[Dataset rows]

[BEGIN]

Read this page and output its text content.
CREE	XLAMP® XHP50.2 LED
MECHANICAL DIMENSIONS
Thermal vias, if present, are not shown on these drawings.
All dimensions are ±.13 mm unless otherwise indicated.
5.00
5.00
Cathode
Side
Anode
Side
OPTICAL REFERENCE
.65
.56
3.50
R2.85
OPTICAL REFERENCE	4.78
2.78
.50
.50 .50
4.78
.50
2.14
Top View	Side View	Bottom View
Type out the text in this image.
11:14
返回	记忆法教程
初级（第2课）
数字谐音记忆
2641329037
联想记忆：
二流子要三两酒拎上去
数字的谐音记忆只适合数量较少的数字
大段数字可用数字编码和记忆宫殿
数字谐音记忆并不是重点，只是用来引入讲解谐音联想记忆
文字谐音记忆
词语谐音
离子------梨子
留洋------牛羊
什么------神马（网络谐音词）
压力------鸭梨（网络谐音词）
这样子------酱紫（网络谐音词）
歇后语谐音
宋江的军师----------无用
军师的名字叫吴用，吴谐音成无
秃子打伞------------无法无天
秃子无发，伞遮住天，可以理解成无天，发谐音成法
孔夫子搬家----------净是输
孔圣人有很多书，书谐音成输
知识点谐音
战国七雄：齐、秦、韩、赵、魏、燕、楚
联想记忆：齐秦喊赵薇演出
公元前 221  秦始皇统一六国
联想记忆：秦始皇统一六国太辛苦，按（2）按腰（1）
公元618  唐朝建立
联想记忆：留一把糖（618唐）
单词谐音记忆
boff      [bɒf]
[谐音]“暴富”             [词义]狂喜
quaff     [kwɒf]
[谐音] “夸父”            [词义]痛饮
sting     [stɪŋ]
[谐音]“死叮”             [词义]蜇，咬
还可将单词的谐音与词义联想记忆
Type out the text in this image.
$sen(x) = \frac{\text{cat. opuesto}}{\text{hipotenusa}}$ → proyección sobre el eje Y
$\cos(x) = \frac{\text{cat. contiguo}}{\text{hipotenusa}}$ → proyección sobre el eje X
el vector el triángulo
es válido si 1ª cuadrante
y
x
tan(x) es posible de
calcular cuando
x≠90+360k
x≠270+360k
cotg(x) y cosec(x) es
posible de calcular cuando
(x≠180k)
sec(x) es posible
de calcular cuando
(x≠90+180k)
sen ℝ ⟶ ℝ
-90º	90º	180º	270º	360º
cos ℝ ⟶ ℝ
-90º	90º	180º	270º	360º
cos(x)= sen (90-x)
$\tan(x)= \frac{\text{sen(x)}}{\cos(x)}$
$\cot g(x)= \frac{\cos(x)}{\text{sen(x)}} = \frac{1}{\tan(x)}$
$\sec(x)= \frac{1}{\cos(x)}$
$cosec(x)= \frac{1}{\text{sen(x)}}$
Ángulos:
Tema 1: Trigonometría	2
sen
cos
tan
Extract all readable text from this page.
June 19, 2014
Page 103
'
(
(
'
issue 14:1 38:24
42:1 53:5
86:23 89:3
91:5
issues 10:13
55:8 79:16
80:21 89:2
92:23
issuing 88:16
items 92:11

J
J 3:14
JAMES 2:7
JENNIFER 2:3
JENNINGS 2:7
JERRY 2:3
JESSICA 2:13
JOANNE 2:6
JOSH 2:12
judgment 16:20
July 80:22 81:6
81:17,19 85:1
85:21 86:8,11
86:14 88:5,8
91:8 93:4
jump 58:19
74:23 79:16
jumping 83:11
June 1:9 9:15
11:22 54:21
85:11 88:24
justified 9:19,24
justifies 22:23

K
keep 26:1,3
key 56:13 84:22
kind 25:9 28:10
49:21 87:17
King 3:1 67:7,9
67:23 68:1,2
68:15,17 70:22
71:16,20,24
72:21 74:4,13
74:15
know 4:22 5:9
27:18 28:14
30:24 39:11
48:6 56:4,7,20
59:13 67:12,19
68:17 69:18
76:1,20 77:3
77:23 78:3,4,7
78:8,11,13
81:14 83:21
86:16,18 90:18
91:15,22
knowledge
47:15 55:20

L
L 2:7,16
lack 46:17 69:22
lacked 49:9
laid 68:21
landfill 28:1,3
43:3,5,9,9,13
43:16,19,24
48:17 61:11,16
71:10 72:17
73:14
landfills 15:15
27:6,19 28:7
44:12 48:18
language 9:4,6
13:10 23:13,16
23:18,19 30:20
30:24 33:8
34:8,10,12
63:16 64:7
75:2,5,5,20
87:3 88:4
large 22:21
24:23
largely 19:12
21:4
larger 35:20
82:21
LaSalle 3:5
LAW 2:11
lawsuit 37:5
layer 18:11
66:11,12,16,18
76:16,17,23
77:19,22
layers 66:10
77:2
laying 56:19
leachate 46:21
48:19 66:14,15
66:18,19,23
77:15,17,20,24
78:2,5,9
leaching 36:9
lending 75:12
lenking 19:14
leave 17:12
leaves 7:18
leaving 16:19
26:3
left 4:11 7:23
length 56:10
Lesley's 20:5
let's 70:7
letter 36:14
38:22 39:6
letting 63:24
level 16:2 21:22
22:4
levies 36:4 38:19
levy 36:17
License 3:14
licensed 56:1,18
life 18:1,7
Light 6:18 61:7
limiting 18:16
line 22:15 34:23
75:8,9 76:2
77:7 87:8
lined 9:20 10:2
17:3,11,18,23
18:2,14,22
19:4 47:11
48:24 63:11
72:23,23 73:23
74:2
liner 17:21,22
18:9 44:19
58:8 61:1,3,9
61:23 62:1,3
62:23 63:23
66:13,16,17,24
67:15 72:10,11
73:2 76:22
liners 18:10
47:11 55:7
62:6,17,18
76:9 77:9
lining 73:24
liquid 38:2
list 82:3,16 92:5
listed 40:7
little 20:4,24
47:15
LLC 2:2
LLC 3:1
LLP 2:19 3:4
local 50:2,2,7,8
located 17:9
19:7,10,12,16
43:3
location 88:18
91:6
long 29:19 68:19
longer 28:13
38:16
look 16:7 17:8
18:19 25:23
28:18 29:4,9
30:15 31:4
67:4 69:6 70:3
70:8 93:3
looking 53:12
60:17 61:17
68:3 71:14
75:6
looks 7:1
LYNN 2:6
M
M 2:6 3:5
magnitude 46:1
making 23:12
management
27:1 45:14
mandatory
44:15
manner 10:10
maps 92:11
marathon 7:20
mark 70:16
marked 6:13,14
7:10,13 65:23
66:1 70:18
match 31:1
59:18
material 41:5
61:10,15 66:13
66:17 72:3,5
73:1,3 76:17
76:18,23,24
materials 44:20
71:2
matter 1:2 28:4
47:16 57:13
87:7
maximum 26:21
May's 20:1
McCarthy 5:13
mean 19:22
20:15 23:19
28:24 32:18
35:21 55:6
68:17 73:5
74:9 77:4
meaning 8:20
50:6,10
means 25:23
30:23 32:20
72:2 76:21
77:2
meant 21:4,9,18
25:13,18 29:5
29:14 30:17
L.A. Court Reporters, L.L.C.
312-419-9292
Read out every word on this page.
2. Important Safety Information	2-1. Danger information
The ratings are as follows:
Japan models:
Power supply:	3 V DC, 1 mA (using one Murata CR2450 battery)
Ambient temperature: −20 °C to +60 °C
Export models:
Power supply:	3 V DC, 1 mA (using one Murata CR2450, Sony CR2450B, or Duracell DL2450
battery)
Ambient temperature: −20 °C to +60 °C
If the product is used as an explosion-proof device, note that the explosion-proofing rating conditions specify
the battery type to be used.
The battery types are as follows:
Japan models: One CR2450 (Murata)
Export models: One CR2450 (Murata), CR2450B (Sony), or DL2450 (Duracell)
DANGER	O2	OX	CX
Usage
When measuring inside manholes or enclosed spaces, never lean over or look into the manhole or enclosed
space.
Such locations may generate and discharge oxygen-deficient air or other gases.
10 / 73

[END]

Short exercise.
How many of the lines above include the string "OPTICAL"? Reply with the number by itself.

Output.
2